Extracts from a graphics dataset:
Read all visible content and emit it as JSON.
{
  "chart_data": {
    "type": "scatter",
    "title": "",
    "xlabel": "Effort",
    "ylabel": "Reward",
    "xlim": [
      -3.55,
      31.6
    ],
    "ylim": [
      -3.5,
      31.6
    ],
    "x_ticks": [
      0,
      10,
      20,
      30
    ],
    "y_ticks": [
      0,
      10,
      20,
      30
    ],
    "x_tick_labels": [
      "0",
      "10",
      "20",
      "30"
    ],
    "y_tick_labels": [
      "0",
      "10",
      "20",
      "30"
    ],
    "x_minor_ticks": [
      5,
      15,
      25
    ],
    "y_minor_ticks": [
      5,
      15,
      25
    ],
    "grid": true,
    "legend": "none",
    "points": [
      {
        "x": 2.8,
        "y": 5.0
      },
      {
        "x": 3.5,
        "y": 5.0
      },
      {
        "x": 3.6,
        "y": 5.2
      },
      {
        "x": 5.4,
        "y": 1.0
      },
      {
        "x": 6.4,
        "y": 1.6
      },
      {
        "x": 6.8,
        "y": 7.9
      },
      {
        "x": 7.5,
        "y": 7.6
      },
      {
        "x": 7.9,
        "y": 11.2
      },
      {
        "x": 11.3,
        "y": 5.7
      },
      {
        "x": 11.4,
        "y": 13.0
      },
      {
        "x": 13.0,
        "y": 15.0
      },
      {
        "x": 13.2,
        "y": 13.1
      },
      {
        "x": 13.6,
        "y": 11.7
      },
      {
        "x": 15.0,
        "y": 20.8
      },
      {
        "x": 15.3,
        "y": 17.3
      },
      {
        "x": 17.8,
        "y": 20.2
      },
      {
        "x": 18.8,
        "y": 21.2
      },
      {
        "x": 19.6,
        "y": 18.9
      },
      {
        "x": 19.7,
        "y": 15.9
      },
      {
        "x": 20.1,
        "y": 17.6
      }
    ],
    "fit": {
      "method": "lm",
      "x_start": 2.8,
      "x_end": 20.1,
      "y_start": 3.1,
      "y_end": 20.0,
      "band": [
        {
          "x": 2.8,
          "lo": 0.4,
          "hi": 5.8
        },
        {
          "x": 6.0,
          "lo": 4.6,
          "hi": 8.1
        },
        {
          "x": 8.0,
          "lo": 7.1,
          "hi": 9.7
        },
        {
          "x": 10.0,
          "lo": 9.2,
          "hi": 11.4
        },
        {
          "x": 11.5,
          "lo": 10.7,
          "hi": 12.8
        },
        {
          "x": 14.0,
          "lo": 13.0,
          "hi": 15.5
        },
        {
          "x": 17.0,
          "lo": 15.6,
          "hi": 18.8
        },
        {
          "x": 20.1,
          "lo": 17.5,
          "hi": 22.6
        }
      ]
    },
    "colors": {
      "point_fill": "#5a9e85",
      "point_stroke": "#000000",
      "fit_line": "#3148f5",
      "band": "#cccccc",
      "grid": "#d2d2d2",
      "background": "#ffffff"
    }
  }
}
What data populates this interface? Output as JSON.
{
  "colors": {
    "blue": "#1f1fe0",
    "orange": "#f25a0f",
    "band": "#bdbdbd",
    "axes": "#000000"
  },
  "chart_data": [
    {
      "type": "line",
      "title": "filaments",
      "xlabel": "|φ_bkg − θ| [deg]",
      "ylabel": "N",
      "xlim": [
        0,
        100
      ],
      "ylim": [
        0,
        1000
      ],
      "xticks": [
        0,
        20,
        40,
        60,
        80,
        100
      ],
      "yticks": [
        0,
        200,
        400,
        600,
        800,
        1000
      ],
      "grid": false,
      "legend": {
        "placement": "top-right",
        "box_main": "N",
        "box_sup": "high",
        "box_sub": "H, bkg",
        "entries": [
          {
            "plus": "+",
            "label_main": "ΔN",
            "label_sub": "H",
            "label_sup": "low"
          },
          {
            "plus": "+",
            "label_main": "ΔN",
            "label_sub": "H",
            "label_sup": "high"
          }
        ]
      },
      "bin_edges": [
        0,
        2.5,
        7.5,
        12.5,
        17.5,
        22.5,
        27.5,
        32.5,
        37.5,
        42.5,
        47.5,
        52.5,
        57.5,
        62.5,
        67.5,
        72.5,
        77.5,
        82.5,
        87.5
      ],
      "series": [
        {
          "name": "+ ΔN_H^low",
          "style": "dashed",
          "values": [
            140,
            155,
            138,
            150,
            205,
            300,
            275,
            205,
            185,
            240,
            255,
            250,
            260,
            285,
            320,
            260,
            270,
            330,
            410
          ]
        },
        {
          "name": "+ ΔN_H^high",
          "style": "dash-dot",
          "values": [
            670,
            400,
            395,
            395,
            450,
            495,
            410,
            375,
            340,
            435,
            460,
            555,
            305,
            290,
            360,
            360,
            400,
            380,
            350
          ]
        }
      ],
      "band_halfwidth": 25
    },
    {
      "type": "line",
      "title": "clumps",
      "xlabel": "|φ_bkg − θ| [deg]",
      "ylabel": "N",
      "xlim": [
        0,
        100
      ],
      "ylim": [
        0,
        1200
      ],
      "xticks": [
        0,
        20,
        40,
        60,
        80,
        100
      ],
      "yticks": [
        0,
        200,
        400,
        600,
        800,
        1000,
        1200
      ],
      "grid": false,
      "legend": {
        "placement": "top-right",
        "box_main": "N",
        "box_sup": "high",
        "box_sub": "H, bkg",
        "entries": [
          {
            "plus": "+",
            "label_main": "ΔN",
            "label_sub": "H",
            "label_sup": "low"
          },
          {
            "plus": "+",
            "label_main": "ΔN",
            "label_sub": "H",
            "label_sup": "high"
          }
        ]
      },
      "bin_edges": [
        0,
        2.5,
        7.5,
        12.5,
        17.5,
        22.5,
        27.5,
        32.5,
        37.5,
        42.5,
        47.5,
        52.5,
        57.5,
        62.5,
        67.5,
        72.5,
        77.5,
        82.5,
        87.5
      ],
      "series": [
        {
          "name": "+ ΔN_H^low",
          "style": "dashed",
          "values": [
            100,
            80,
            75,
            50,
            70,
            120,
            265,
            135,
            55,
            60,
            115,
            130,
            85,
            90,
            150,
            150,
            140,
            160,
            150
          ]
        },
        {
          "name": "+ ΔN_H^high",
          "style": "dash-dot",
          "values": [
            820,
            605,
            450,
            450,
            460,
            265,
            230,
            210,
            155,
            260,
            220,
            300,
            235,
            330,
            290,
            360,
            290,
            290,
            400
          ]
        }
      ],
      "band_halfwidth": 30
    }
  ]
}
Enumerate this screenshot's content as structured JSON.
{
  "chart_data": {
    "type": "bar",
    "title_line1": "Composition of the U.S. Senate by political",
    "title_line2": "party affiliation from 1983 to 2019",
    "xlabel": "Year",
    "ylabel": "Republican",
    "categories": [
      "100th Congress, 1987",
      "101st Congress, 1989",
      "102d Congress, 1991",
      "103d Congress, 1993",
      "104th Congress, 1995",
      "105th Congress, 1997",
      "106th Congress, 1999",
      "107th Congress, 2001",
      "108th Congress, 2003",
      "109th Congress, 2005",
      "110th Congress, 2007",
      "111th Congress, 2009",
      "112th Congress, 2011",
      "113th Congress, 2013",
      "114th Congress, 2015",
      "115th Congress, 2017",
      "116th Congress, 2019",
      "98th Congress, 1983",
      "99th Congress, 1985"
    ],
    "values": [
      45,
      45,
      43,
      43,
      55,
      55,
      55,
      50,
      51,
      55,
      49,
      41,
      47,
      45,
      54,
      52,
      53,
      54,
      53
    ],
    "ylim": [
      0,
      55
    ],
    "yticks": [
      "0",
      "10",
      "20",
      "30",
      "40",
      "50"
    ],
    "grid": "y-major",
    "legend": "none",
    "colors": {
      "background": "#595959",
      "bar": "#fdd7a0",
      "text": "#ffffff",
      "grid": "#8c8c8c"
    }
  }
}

» WRITTEN EXERCISE:
All of the records must be repeated exactly.

» SOLUTION:
Read all visible content and emit it as JSON.
{
  "chart_data": {
    "type": "scatter",
    "title": "",
    "xlabel": "Effort",
    "ylabel": "Reward",
    "xlim": [
      -3.55,
      31.6
    ],
    "ylim": [
      -3.5,
      31.6
    ],
    "x_ticks": [
      0,
      10,
      20,
      30
    ],
    "y_ticks": [
      0,
      10,
      20,
      30
    ],
    "x_tick_labels": [
      "0",
      "10",
      "20",
      "30"
    ],
    "y_tick_labels": [
      "0",
      "10",
      "20",
      "30"
    ],
    "x_minor_ticks": [
      5,
      15,
      25
    ],
    "y_minor_ticks": [
      5,
      15,
      25
    ],
    "grid": true,
    "legend": "none",
    "points": [
      {
        "x": 2.8,
        "y": 5.0
      },
      {
        "x": 3.5,
        "y": 5.0
      },
      {
        "x": 3.6,
        "y": 5.2
      },
      {
        "x": 5.4,
        "y": 1.0
      },
      {
        "x": 6.4,
        "y": 1.6
      },
      {
        "x": 6.8,
        "y": 7.9
      },
      {
        "x": 7.5,
        "y": 7.6
      },
      {
        "x": 7.9,
        "y": 11.2
      },
      {
        "x": 11.3,
        "y": 5.7
      },
      {
        "x": 11.4,
        "y": 13.0
      },
      {
        "x": 13.0,
        "y": 15.0
      },
      {
        "x": 13.2,
        "y": 13.1
      },
      {
        "x": 13.6,
        "y": 11.7
      },
      {
        "x": 15.0,
        "y": 20.8
      },
      {
        "x": 15.3,
        "y": 17.3
      },
      {
        "x": 17.8,
        "y": 20.2
      },
      {
        "x": 18.8,
        "y": 21.2
      },
      {
        "x": 19.6,
        "y": 18.9
      },
      {
        "x": 19.7,
        "y": 15.9
      },
      {
        "x": 20.1,
        "y": 17.6
      }
    ],
    "fit": {
      "method": "lm",
      "x_start": 2.8,
      "x_end": 20.1,
      "y_start": 3.1,
      "y_end": 20.0,
      "band": [
        {
          "x": 2.8,
          "lo": 0.4,
          "hi": 5.8
        },
        {
          "x": 6.0,
          "lo": 4.6,
          "hi": 8.1
        },
        {
          "x": 8.0,
          "lo": 7.1,
          "hi": 9.7
        },
        {
          "x": 10.0,
          "lo": 9.2,
          "hi": 11.4
        },
        {
          "x": 11.5,
          "lo": 10.7,
          "hi": 12.8
        },
        {
          "x": 14.0,
          "lo": 13.0,
          "hi": 15.5
        },
        {
          "x": 17.0,
          "lo": 15.6,
          "hi": 18.8
        },
        {
          "x": 20.1,
          "lo": 17.5,
          "hi": 22.6
        }
      ]
    },
    "colors": {
      "point_fill": "#5a9e85",
      "point_stroke": "#000000",
      "fit_line": "#3148f5",
      "band": "#cccccc",
      "grid": "#d2d2d2",
      "background": "#ffffff"
    }
  }
}
What data populates this interface? Output as JSON.
{
  "colors": {
    "blue": "#1f1fe0",
    "orange": "#f25a0f",
    "band": "#bdbdbd",
    "axes": "#000000"
  },
  "chart_data": [
    {
      "type": "line",
      "title": "filaments",
      "xlabel": "|φ_bkg − θ| [deg]",
      "ylabel": "N",
      "xlim": [
        0,
        100
      ],
      "ylim": [
        0,
        1000
      ],
      "xticks": [
        0,
        20,
        40,
        60,
        80,
        100
      ],
      "yticks": [
        0,
        200,
        400,
        600,
        800,
        1000
      ],
      "grid": false,
      "legend": {
        "placement": "top-right",
        "box_main": "N",
        "box_sup": "high",
        "box_sub": "H, bkg",
        "entries": [
          {
            "plus": "+",
            "label_main": "ΔN",
            "label_sub": "H",
            "label_sup": "low"
          },
          {
            "plus": "+",
            "label_main": "ΔN",
            "label_sub": "H",
            "label_sup": "high"
          }
        ]
      },
      "bin_edges": [
        0,
        2.5,
        7.5,
        12.5,
        17.5,
        22.5,
        27.5,
        32.5,
        37.5,
        42.5,
        47.5,
        52.5,
        57.5,
        62.5,
        67.5,
        72.5,
        77.5,
        82.5,
        87.5
      ],
      "series": [
        {
          "name": "+ ΔN_H^low",
          "style": "dashed",
          "values": [
            140,
            155,
            138,
            150,
            205,
            300,
            275,
            205,
            185,
            240,
            255,
            250,
            260,
            285,
            320,
            260,
            270,
            330,
            410
          ]
        },
        {
          "name": "+ ΔN_H^high",
          "style": "dash-dot",
          "values": [
            670,
            400,
            395,
            395,
            450,
            495,
            410,
            375,
            340,
            435,
            460,
            555,
            305,
            290,
            360,
            360,
            400,
            380,
            350
          ]
        }
      ],
      "band_halfwidth": 25
    },
    {
      "type": "line",
      "title": "clumps",
      "xlabel": "|φ_bkg − θ| [deg]",
      "ylabel": "N",
      "xlim": [
        0,
        100
      ],
      "ylim": [
        0,
        1200
      ],
      "xticks": [
        0,
        20,
        40,
        60,
        80,
        100
      ],
      "yticks": [
        0,
        200,
        400,
        600,
        800,
        1000,
        1200
      ],
      "grid": false,
      "legend": {
        "placement": "top-right",
        "box_main": "N",
        "box_sup": "high",
        "box_sub": "H, bkg",
        "entries": [
          {
            "plus": "+",
            "label_main": "ΔN",
            "label_sub": "H",
            "label_sup": "low"
          },
          {
            "plus": "+",
            "label_main": "ΔN",
            "label_sub": "H",
            "label_sup": "high"
          }
        ]
      },
      "bin_edges": [
        0,
        2.5,
        7.5,
        12.5,
        17.5,
        22.5,
        27.5,
        32.5,
        37.5,
        42.5,
        47.5,
        52.5,
        57.5,
        62.5,
        67.5,
        72.5,
        77.5,
        82.5,
        87.5
      ],
      "series": [
        {
          "name": "+ ΔN_H^low",
          "style": "dashed",
          "values": [
            100,
            80,
            75,
            50,
            70,
            120,
            265,
            135,
            55,
            60,
            115,
            130,
            85,
            90,
            150,
            150,
            140,
            160,
            150
          ]
        },
        {
          "name": "+ ΔN_H^high",
          "style": "dash-dot",
          "values": [
            820,
            605,
            450,
            450,
            460,
            265,
            230,
            210,
            155,
            260,
            220,
            300,
            235,
            330,
            290,
            360,
            290,
            290,
            400
          ]
        }
      ],
      "band_halfwidth": 30
    }
  ]
}
Enumerate this screenshot's content as structured JSON.
{
  "chart_data": {
    "type": "bar",
    "title_line1": "Composition of the U.S. Senate by political",
    "title_line2": "party affiliation from 1983 to 2019",
    "xlabel": "Year",
    "ylabel": "Republican",
    "categories": [
      "100th Congress, 1987",
      "101st Congress, 1989",
      "102d Congress, 1991",
      "103d Congress, 1993",
      "104th Congress, 1995",
      "105th Congress, 1997",
      "106th Congress, 1999",
      "107th Congress, 2001",
      "108th Congress, 2003",
      "109th Congress, 2005",
      "110th Congress, 2007",
      "111th Congress, 2009",
      "112th Congress, 2011",
      "113th Congress, 2013",
      "114th Congress, 2015",
      "115th Congress, 2017",
      "116th Congress, 2019",
      "98th Congress, 1983",
      "99th Congress, 1985"
    ],
    "values": [
      45,
      45,
      43,
      43,
      55,
      55,
      55,
      50,
      51,
      55,
      49,
      41,
      47,
      45,
      54,
      52,
      53,
      54,
      53
    ],
    "ylim": [
      0,
      55
    ],
    "yticks": [
      "0",
      "10",
      "20",
      "30",
      "40",
      "50"
    ],
    "grid": "y-major",
    "legend": "none",
    "colors": {
      "background": "#595959",
      "bar": "#fdd7a0",
      "text": "#ffffff",
      "grid": "#8c8c8c"
    }
  }
}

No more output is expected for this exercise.